▶ JOB
Give every line back verbatim, dropping all images.

▶ RECORDS FOR THE TASK
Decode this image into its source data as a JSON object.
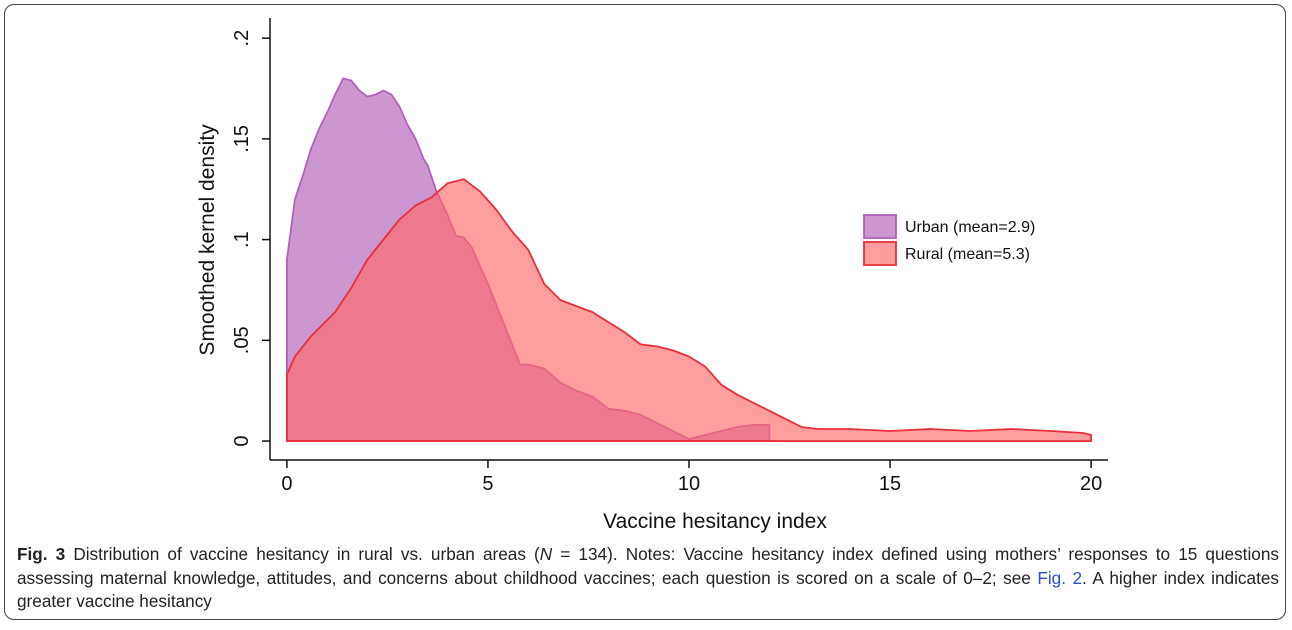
{
  "chart_data": {
    "type": "area",
    "xlabel": "Vaccine hesitancy index",
    "ylabel": "Smoothed kernel density",
    "xlim": [
      -0.42,
      20.42
    ],
    "ylim": [
      -0.0094,
      0.21
    ],
    "xticks": [
      0,
      5,
      10,
      15,
      20
    ],
    "yticks": [
      0,
      {
        "value": 0.05,
        "label": ".05"
      },
      {
        "value": 0.1,
        "label": ".1"
      },
      {
        "value": 0.15,
        "label": ".15"
      },
      {
        "value": 0.2,
        "label": ".2"
      }
    ],
    "legend_position": "right",
    "series": [
      {
        "name": "Urban (mean=2.9)",
        "color": "#b25fbd",
        "fill": "#b060b8",
        "x": [
          0,
          0.2,
          0.4,
          0.6,
          0.8,
          1.0,
          1.2,
          1.3,
          1.4,
          1.6,
          1.8,
          2.0,
          2.2,
          2.4,
          2.6,
          2.8,
          3.0,
          3.2,
          3.4,
          3.5,
          3.7,
          4.0,
          4.2,
          4.4,
          4.6,
          4.8,
          5.0,
          5.2,
          5.4,
          5.6,
          5.8,
          6.0,
          6.4,
          6.8,
          7.2,
          7.6,
          8.0,
          8.4,
          8.8,
          9.2,
          9.6,
          10.0,
          10.4,
          10.8,
          11.2,
          11.6,
          12.0
        ],
        "values": [
          0.09,
          0.12,
          0.132,
          0.145,
          0.155,
          0.163,
          0.172,
          0.176,
          0.18,
          0.179,
          0.174,
          0.171,
          0.172,
          0.174,
          0.172,
          0.166,
          0.157,
          0.15,
          0.14,
          0.137,
          0.125,
          0.112,
          0.102,
          0.101,
          0.096,
          0.087,
          0.078,
          0.068,
          0.058,
          0.048,
          0.038,
          0.038,
          0.036,
          0.029,
          0.025,
          0.022,
          0.016,
          0.015,
          0.013,
          0.009,
          0.005,
          0.001,
          0.003,
          0.005,
          0.007,
          0.008,
          0.008
        ]
      },
      {
        "name": "Rural (mean=5.3)",
        "color": "#e8303a",
        "fill": "#ff6a6a",
        "x": [
          0,
          0.2,
          0.6,
          1.0,
          1.2,
          1.6,
          2.0,
          2.4,
          2.8,
          3.2,
          3.6,
          4.0,
          4.4,
          4.8,
          5.2,
          5.6,
          6.0,
          6.4,
          6.8,
          7.2,
          7.6,
          8.0,
          8.4,
          8.8,
          9.2,
          9.6,
          10.0,
          10.4,
          10.8,
          11.2,
          11.6,
          12.0,
          12.4,
          12.8,
          13.2,
          14,
          15,
          16,
          17,
          18,
          19,
          19.8,
          20
        ],
        "values": [
          0.033,
          0.042,
          0.052,
          0.06,
          0.064,
          0.076,
          0.09,
          0.1,
          0.11,
          0.117,
          0.121,
          0.128,
          0.13,
          0.124,
          0.115,
          0.104,
          0.095,
          0.078,
          0.07,
          0.067,
          0.064,
          0.059,
          0.054,
          0.048,
          0.047,
          0.045,
          0.042,
          0.037,
          0.028,
          0.023,
          0.019,
          0.015,
          0.011,
          0.007,
          0.006,
          0.006,
          0.005,
          0.006,
          0.005,
          0.006,
          0.005,
          0.004,
          0.003
        ]
      }
    ]
  },
  "caption": {
    "label": "Fig. 3",
    "text1": " Distribution of vaccine hesitancy in rural vs. urban areas (",
    "italic": "N",
    "text2": " = 134). Notes: Vaccine hesitancy index defined using mothers’ responses to 15 questions assessing maternal knowledge, attitudes, and concerns about childhood vaccines; each question is scored on a scale of 0–2; see ",
    "link": "Fig. 2",
    "text3": ". A higher index indicates greater vaccine hesitancy"
  }
}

▶ RIGHT ANSWER
Decode this image into its source data as a JSON object.
{
  "chart_data": {
    "type": "area",
    "xlabel": "Vaccine hesitancy index",
    "ylabel": "Smoothed kernel density",
    "xlim": [
      -0.42,
      20.42
    ],
    "ylim": [
      -0.0094,
      0.21
    ],
    "xticks": [
      0,
      5,
      10,
      15,
      20
    ],
    "yticks": [
      0,
      {
        "value": 0.05,
        "label": ".05"
      },
      {
        "value": 0.1,
        "label": ".1"
      },
      {
        "value": 0.15,
        "label": ".15"
      },
      {
        "value": 0.2,
        "label": ".2"
      }
    ],
    "legend_position": "right",
    "series": [
      {
        "name": "Urban (mean=2.9)",
        "color": "#b25fbd",
        "fill": "#b060b8",
        "x": [
          0,
          0.2,
          0.4,
          0.6,
          0.8,
          1.0,
          1.2,
          1.3,
          1.4,
          1.6,
          1.8,
          2.0,
          2.2,
          2.4,
          2.6,
          2.8,
          3.0,
          3.2,
          3.4,
          3.5,
          3.7,
          4.0,
          4.2,
          4.4,
          4.6,
          4.8,
          5.0,
          5.2,
          5.4,
          5.6,
          5.8,
          6.0,
          6.4,
          6.8,
          7.2,
          7.6,
          8.0,
          8.4,
          8.8,
          9.2,
          9.6,
          10.0,
          10.4,
          10.8,
          11.2,
          11.6,
          12.0
        ],
        "values": [
          0.09,
          0.12,
          0.132,
          0.145,
          0.155,
          0.163,
          0.172,
          0.176,
          0.18,
          0.179,
          0.174,
          0.171,
          0.172,
          0.174,
          0.172,
          0.166,
          0.157,
          0.15,
          0.14,
          0.137,
          0.125,
          0.112,
          0.102,
          0.101,
          0.096,
          0.087,
          0.078,
          0.068,
          0.058,
          0.048,
          0.038,
          0.038,
          0.036,
          0.029,
          0.025,
          0.022,
          0.016,
          0.015,
          0.013,
          0.009,
          0.005,
          0.001,
          0.003,
          0.005,
          0.007,
          0.008,
          0.008
        ]
      },
      {
        "name": "Rural (mean=5.3)",
        "color": "#e8303a",
        "fill": "#ff6a6a",
        "x": [
          0,
          0.2,
          0.6,
          1.0,
          1.2,
          1.6,
          2.0,
          2.4,
          2.8,
          3.2,
          3.6,
          4.0,
          4.4,
          4.8,
          5.2,
          5.6,
          6.0,
          6.4,
          6.8,
          7.2,
          7.6,
          8.0,
          8.4,
          8.8,
          9.2,
          9.6,
          10.0,
          10.4,
          10.8,
          11.2,
          11.6,
          12.0,
          12.4,
          12.8,
          13.2,
          14,
          15,
          16,
          17,
          18,
          19,
          19.8,
          20
        ],
        "values": [
          0.033,
          0.042,
          0.052,
          0.06,
          0.064,
          0.076,
          0.09,
          0.1,
          0.11,
          0.117,
          0.121,
          0.128,
          0.13,
          0.124,
          0.115,
          0.104,
          0.095,
          0.078,
          0.07,
          0.067,
          0.064,
          0.059,
          0.054,
          0.048,
          0.047,
          0.045,
          0.042,
          0.037,
          0.028,
          0.023,
          0.019,
          0.015,
          0.011,
          0.007,
          0.006,
          0.006,
          0.005,
          0.006,
          0.005,
          0.006,
          0.005,
          0.004,
          0.003
        ]
      }
    ]
  },
  "caption": {
    "label": "Fig. 3",
    "text1": " Distribution of vaccine hesitancy in rural vs. urban areas (",
    "italic": "N",
    "text2": " = 134). Notes: Vaccine hesitancy index defined using mothers’ responses to 15 questions assessing maternal knowledge, attitudes, and concerns about childhood vaccines; each question is scored on a scale of 0–2; see ",
    "link": "Fig. 2",
    "text3": ". A higher index indicates greater vaccine hesitancy"
  }
}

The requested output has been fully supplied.